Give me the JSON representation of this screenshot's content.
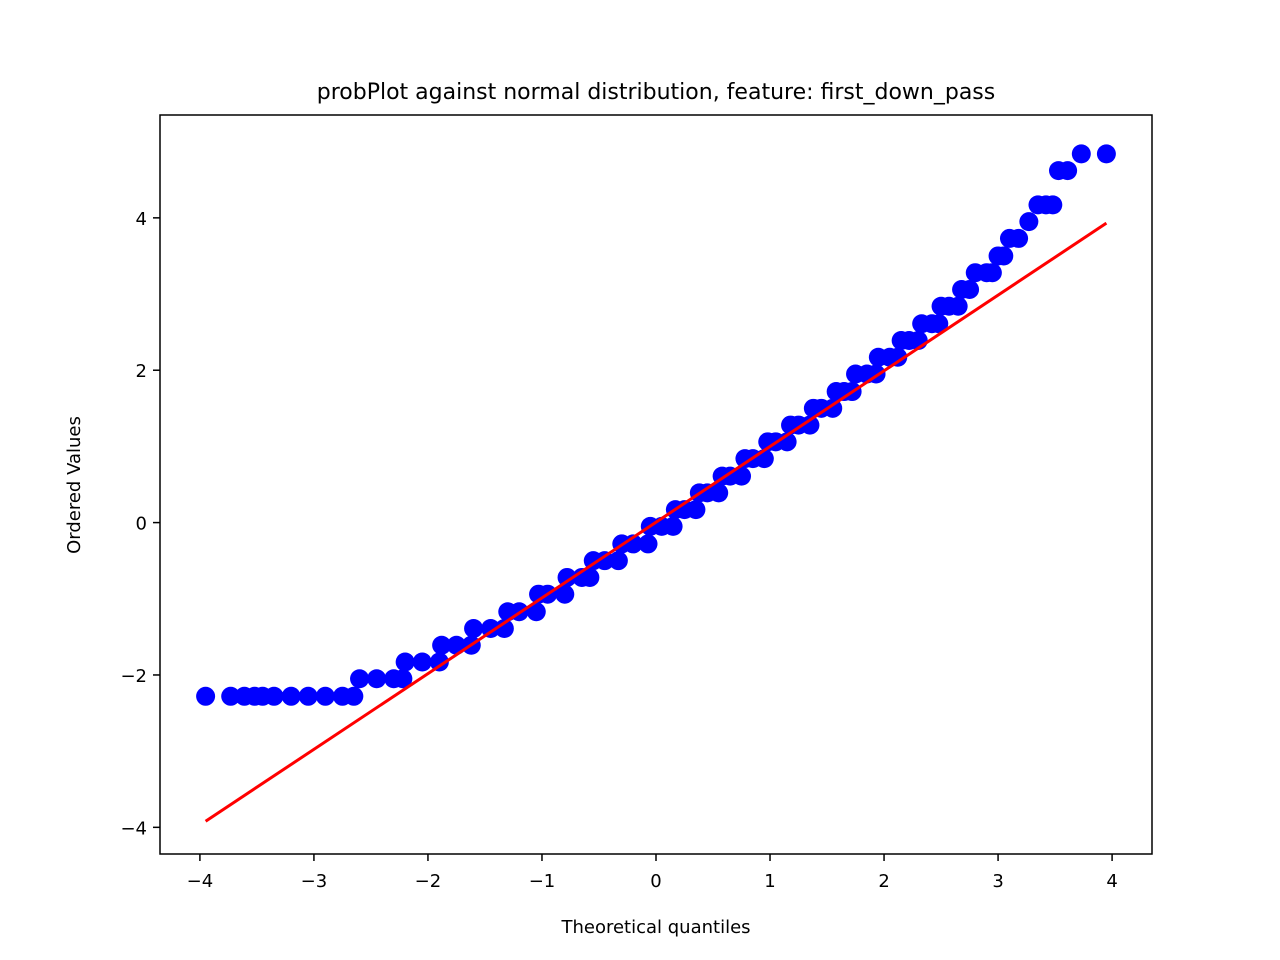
{
  "chart_data": {
    "type": "scatter",
    "title": "probPlot against normal distribution, feature: first_down_pass",
    "xlabel": "Theoretical quantiles",
    "ylabel": "Ordered Values",
    "xlim": [
      -4.35,
      4.35
    ],
    "ylim": [
      -4.35,
      5.35
    ],
    "xticks": [
      -4,
      -3,
      -2,
      -1,
      0,
      1,
      2,
      3,
      4
    ],
    "xtick_labels": [
      "−4",
      "−3",
      "−2",
      "−1",
      "0",
      "1",
      "2",
      "3",
      "4"
    ],
    "yticks": [
      -4,
      -2,
      0,
      2,
      4
    ],
    "ytick_labels": [
      "−4",
      "−2",
      "0",
      "2",
      "4"
    ],
    "grid": false,
    "marker_color": "#0000ff",
    "line_color": "#ff0000",
    "fit_line": {
      "x": [
        -3.95,
        3.95
      ],
      "y": [
        -3.92,
        3.93
      ]
    },
    "points": [
      [
        -3.95,
        -2.28
      ],
      [
        -3.73,
        -2.28
      ],
      [
        -3.61,
        -2.28
      ],
      [
        -3.52,
        -2.28
      ],
      [
        -3.45,
        -2.28
      ],
      [
        -3.35,
        -2.28
      ],
      [
        -3.2,
        -2.28
      ],
      [
        -3.05,
        -2.28
      ],
      [
        -2.9,
        -2.28
      ],
      [
        -2.75,
        -2.28
      ],
      [
        -2.65,
        -2.28
      ],
      [
        -2.6,
        -2.05
      ],
      [
        -2.45,
        -2.05
      ],
      [
        -2.3,
        -2.05
      ],
      [
        -2.22,
        -2.05
      ],
      [
        -2.2,
        -1.83
      ],
      [
        -2.05,
        -1.83
      ],
      [
        -1.9,
        -1.83
      ],
      [
        -1.88,
        -1.61
      ],
      [
        -1.75,
        -1.61
      ],
      [
        -1.62,
        -1.61
      ],
      [
        -1.6,
        -1.39
      ],
      [
        -1.45,
        -1.39
      ],
      [
        -1.33,
        -1.39
      ],
      [
        -1.3,
        -1.17
      ],
      [
        -1.2,
        -1.17
      ],
      [
        -1.05,
        -1.17
      ],
      [
        -1.03,
        -0.94
      ],
      [
        -0.95,
        -0.94
      ],
      [
        -0.8,
        -0.94
      ],
      [
        -0.78,
        -0.72
      ],
      [
        -0.65,
        -0.72
      ],
      [
        -0.58,
        -0.72
      ],
      [
        -0.55,
        -0.5
      ],
      [
        -0.45,
        -0.5
      ],
      [
        -0.33,
        -0.5
      ],
      [
        -0.3,
        -0.28
      ],
      [
        -0.2,
        -0.28
      ],
      [
        -0.07,
        -0.28
      ],
      [
        -0.05,
        -0.05
      ],
      [
        0.05,
        -0.05
      ],
      [
        0.15,
        -0.05
      ],
      [
        0.17,
        0.17
      ],
      [
        0.25,
        0.17
      ],
      [
        0.35,
        0.17
      ],
      [
        0.38,
        0.39
      ],
      [
        0.45,
        0.39
      ],
      [
        0.55,
        0.39
      ],
      [
        0.58,
        0.61
      ],
      [
        0.65,
        0.61
      ],
      [
        0.75,
        0.61
      ],
      [
        0.78,
        0.84
      ],
      [
        0.85,
        0.84
      ],
      [
        0.95,
        0.84
      ],
      [
        0.98,
        1.06
      ],
      [
        1.05,
        1.06
      ],
      [
        1.15,
        1.06
      ],
      [
        1.18,
        1.28
      ],
      [
        1.25,
        1.28
      ],
      [
        1.35,
        1.28
      ],
      [
        1.38,
        1.5
      ],
      [
        1.45,
        1.5
      ],
      [
        1.55,
        1.5
      ],
      [
        1.58,
        1.72
      ],
      [
        1.65,
        1.72
      ],
      [
        1.72,
        1.72
      ],
      [
        1.75,
        1.95
      ],
      [
        1.85,
        1.95
      ],
      [
        1.93,
        1.95
      ],
      [
        1.95,
        2.17
      ],
      [
        2.05,
        2.17
      ],
      [
        2.12,
        2.17
      ],
      [
        2.15,
        2.39
      ],
      [
        2.22,
        2.39
      ],
      [
        2.3,
        2.39
      ],
      [
        2.33,
        2.61
      ],
      [
        2.42,
        2.61
      ],
      [
        2.48,
        2.61
      ],
      [
        2.5,
        2.84
      ],
      [
        2.57,
        2.84
      ],
      [
        2.65,
        2.84
      ],
      [
        2.68,
        3.06
      ],
      [
        2.75,
        3.06
      ],
      [
        2.8,
        3.28
      ],
      [
        2.9,
        3.28
      ],
      [
        2.95,
        3.28
      ],
      [
        3.0,
        3.5
      ],
      [
        3.05,
        3.5
      ],
      [
        3.1,
        3.73
      ],
      [
        3.18,
        3.73
      ],
      [
        3.27,
        3.95
      ],
      [
        3.35,
        4.17
      ],
      [
        3.42,
        4.17
      ],
      [
        3.48,
        4.17
      ],
      [
        3.53,
        4.62
      ],
      [
        3.61,
        4.62
      ],
      [
        3.73,
        4.84
      ],
      [
        3.95,
        4.84
      ]
    ]
  }
}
┄┄┄┄┄┄┄┄┄┄
> **What you are asked to do**: Reproduce each entry verbatim, excluding any embedded images.

> **Finished exercise**:
Give me the JSON representation of this screenshot's content.
{
  "chart_data": {
    "type": "scatter",
    "title": "probPlot against normal distribution, feature: first_down_pass",
    "xlabel": "Theoretical quantiles",
    "ylabel": "Ordered Values",
    "xlim": [
      -4.35,
      4.35
    ],
    "ylim": [
      -4.35,
      5.35
    ],
    "xticks": [
      -4,
      -3,
      -2,
      -1,
      0,
      1,
      2,
      3,
      4
    ],
    "xtick_labels": [
      "−4",
      "−3",
      "−2",
      "−1",
      "0",
      "1",
      "2",
      "3",
      "4"
    ],
    "yticks": [
      -4,
      -2,
      0,
      2,
      4
    ],
    "ytick_labels": [
      "−4",
      "−2",
      "0",
      "2",
      "4"
    ],
    "grid": false,
    "marker_color": "#0000ff",
    "line_color": "#ff0000",
    "fit_line": {
      "x": [
        -3.95,
        3.95
      ],
      "y": [
        -3.92,
        3.93
      ]
    },
    "points": [
      [
        -3.95,
        -2.28
      ],
      [
        -3.73,
        -2.28
      ],
      [
        -3.61,
        -2.28
      ],
      [
        -3.52,
        -2.28
      ],
      [
        -3.45,
        -2.28
      ],
      [
        -3.35,
        -2.28
      ],
      [
        -3.2,
        -2.28
      ],
      [
        -3.05,
        -2.28
      ],
      [
        -2.9,
        -2.28
      ],
      [
        -2.75,
        -2.28
      ],
      [
        -2.65,
        -2.28
      ],
      [
        -2.6,
        -2.05
      ],
      [
        -2.45,
        -2.05
      ],
      [
        -2.3,
        -2.05
      ],
      [
        -2.22,
        -2.05
      ],
      [
        -2.2,
        -1.83
      ],
      [
        -2.05,
        -1.83
      ],
      [
        -1.9,
        -1.83
      ],
      [
        -1.88,
        -1.61
      ],
      [
        -1.75,
        -1.61
      ],
      [
        -1.62,
        -1.61
      ],
      [
        -1.6,
        -1.39
      ],
      [
        -1.45,
        -1.39
      ],
      [
        -1.33,
        -1.39
      ],
      [
        -1.3,
        -1.17
      ],
      [
        -1.2,
        -1.17
      ],
      [
        -1.05,
        -1.17
      ],
      [
        -1.03,
        -0.94
      ],
      [
        -0.95,
        -0.94
      ],
      [
        -0.8,
        -0.94
      ],
      [
        -0.78,
        -0.72
      ],
      [
        -0.65,
        -0.72
      ],
      [
        -0.58,
        -0.72
      ],
      [
        -0.55,
        -0.5
      ],
      [
        -0.45,
        -0.5
      ],
      [
        -0.33,
        -0.5
      ],
      [
        -0.3,
        -0.28
      ],
      [
        -0.2,
        -0.28
      ],
      [
        -0.07,
        -0.28
      ],
      [
        -0.05,
        -0.05
      ],
      [
        0.05,
        -0.05
      ],
      [
        0.15,
        -0.05
      ],
      [
        0.17,
        0.17
      ],
      [
        0.25,
        0.17
      ],
      [
        0.35,
        0.17
      ],
      [
        0.38,
        0.39
      ],
      [
        0.45,
        0.39
      ],
      [
        0.55,
        0.39
      ],
      [
        0.58,
        0.61
      ],
      [
        0.65,
        0.61
      ],
      [
        0.75,
        0.61
      ],
      [
        0.78,
        0.84
      ],
      [
        0.85,
        0.84
      ],
      [
        0.95,
        0.84
      ],
      [
        0.98,
        1.06
      ],
      [
        1.05,
        1.06
      ],
      [
        1.15,
        1.06
      ],
      [
        1.18,
        1.28
      ],
      [
        1.25,
        1.28
      ],
      [
        1.35,
        1.28
      ],
      [
        1.38,
        1.5
      ],
      [
        1.45,
        1.5
      ],
      [
        1.55,
        1.5
      ],
      [
        1.58,
        1.72
      ],
      [
        1.65,
        1.72
      ],
      [
        1.72,
        1.72
      ],
      [
        1.75,
        1.95
      ],
      [
        1.85,
        1.95
      ],
      [
        1.93,
        1.95
      ],
      [
        1.95,
        2.17
      ],
      [
        2.05,
        2.17
      ],
      [
        2.12,
        2.17
      ],
      [
        2.15,
        2.39
      ],
      [
        2.22,
        2.39
      ],
      [
        2.3,
        2.39
      ],
      [
        2.33,
        2.61
      ],
      [
        2.42,
        2.61
      ],
      [
        2.48,
        2.61
      ],
      [
        2.5,
        2.84
      ],
      [
        2.57,
        2.84
      ],
      [
        2.65,
        2.84
      ],
      [
        2.68,
        3.06
      ],
      [
        2.75,
        3.06
      ],
      [
        2.8,
        3.28
      ],
      [
        2.9,
        3.28
      ],
      [
        2.95,
        3.28
      ],
      [
        3.0,
        3.5
      ],
      [
        3.05,
        3.5
      ],
      [
        3.1,
        3.73
      ],
      [
        3.18,
        3.73
      ],
      [
        3.27,
        3.95
      ],
      [
        3.35,
        4.17
      ],
      [
        3.42,
        4.17
      ],
      [
        3.48,
        4.17
      ],
      [
        3.53,
        4.62
      ],
      [
        3.61,
        4.62
      ],
      [
        3.73,
        4.84
      ],
      [
        3.95,
        4.84
      ]
    ]
  }
}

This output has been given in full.